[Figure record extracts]
****************
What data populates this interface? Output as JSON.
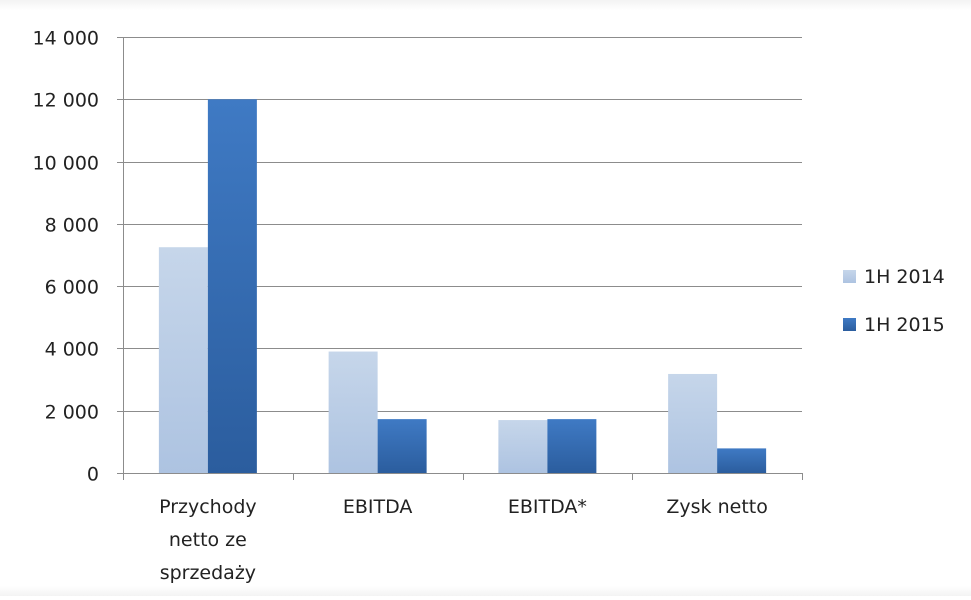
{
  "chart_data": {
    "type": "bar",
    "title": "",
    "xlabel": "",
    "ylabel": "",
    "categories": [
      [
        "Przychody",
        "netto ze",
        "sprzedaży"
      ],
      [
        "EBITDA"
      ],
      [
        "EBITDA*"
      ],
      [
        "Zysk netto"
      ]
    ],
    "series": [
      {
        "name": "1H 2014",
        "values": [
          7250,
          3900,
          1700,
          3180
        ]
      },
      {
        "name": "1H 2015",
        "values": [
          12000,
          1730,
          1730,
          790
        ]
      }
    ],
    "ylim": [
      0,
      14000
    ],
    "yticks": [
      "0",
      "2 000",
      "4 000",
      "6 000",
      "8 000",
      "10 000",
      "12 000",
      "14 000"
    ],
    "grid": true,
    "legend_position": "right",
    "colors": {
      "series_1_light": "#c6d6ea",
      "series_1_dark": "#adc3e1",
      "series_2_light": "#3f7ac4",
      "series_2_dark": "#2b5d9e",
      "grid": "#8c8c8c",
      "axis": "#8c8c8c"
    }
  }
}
****************
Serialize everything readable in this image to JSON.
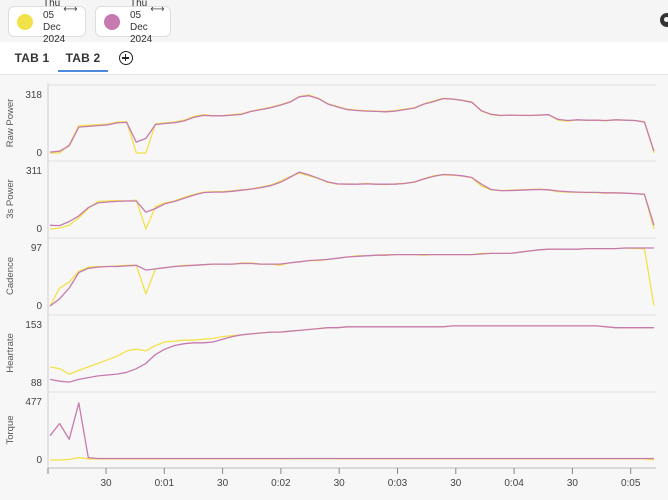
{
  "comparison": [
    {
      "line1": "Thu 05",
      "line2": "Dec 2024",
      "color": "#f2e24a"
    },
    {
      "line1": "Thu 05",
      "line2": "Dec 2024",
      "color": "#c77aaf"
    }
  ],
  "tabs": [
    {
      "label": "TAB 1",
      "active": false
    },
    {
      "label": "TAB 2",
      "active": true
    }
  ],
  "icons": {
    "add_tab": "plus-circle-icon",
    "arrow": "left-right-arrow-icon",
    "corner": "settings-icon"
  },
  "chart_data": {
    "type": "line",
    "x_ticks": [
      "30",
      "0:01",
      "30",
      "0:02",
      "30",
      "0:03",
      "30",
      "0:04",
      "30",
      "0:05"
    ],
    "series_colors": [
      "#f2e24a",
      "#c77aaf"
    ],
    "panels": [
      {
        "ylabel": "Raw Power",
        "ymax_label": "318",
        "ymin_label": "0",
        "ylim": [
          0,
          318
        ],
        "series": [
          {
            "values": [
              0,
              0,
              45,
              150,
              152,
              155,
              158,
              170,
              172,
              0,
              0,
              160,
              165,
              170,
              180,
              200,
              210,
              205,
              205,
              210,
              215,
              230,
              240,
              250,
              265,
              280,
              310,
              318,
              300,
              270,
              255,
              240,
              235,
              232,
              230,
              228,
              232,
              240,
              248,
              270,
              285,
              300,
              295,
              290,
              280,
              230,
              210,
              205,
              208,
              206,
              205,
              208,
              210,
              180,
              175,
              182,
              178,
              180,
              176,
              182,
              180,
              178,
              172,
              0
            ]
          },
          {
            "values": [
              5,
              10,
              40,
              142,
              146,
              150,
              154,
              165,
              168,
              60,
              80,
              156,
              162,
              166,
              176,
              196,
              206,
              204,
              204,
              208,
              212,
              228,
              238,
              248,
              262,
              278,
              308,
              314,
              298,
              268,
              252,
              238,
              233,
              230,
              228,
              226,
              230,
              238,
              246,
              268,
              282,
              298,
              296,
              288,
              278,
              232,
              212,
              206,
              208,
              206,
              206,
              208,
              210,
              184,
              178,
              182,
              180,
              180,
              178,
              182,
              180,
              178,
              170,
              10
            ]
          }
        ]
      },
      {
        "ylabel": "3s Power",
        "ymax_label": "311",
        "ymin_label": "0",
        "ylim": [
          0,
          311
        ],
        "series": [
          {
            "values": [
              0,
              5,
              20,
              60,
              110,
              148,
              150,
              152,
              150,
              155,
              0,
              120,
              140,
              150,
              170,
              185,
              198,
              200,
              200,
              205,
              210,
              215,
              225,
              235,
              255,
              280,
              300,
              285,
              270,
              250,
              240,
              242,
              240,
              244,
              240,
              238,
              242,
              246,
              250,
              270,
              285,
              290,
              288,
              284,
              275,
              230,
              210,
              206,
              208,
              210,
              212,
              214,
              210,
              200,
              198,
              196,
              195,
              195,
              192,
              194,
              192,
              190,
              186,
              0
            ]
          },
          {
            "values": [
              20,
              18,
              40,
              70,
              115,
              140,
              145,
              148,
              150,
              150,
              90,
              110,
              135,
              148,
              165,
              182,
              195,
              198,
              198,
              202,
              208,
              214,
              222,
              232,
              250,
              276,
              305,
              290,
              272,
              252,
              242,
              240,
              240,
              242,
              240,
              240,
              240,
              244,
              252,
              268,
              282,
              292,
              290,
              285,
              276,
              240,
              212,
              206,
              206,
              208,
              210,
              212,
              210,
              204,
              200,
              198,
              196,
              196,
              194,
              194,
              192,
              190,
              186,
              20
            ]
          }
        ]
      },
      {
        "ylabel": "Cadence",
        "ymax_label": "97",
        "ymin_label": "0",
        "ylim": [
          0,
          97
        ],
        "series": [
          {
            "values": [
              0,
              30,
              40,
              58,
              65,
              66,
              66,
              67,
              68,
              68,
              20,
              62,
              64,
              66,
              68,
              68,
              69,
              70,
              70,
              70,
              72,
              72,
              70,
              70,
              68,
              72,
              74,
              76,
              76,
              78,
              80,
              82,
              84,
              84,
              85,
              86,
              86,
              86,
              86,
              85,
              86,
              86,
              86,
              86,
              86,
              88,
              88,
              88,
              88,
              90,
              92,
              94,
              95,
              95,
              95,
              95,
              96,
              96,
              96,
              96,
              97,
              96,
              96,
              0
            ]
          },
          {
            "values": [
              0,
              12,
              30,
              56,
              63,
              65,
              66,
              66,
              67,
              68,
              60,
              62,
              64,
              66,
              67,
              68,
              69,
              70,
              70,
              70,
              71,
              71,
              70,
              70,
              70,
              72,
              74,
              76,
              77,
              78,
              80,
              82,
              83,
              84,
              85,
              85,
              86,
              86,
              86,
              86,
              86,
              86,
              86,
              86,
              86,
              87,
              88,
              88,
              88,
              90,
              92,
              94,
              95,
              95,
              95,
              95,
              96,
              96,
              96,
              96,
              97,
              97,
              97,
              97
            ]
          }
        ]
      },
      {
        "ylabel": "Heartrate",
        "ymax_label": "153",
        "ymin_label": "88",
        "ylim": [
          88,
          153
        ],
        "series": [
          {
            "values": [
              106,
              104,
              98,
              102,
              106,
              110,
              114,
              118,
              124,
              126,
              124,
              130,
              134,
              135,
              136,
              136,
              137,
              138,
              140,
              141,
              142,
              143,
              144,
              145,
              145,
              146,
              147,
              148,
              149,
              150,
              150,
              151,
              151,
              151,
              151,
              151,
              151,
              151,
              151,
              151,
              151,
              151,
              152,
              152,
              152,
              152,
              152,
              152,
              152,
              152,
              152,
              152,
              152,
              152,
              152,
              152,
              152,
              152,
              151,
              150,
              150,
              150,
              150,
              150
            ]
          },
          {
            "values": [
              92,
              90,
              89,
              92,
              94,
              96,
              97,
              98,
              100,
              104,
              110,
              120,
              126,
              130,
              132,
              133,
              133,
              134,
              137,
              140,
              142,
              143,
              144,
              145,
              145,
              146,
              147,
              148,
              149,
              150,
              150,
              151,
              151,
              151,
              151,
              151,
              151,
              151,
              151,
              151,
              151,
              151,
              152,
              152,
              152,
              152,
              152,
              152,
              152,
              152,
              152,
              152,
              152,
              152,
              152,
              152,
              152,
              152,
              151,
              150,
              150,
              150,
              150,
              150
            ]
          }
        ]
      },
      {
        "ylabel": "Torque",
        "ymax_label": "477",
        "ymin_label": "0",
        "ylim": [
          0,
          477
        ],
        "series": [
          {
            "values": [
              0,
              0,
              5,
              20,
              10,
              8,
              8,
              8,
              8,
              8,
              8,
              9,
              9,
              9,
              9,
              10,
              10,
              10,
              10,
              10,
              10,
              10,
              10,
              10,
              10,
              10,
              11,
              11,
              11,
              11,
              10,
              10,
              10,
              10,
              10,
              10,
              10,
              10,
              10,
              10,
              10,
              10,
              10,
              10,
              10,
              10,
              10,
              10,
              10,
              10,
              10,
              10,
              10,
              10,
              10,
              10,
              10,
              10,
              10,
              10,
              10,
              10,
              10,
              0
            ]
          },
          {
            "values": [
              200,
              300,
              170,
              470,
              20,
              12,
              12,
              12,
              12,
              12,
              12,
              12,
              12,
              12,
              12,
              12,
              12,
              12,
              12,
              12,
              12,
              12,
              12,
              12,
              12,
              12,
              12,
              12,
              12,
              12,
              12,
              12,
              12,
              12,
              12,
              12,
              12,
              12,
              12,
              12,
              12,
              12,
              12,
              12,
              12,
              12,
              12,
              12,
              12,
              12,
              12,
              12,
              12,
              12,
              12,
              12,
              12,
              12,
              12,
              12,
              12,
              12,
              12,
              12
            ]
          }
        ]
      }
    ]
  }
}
****************
> **Exercise aim**
How many of the lines above hold "this"? Answer with only the number.

> **Output**
2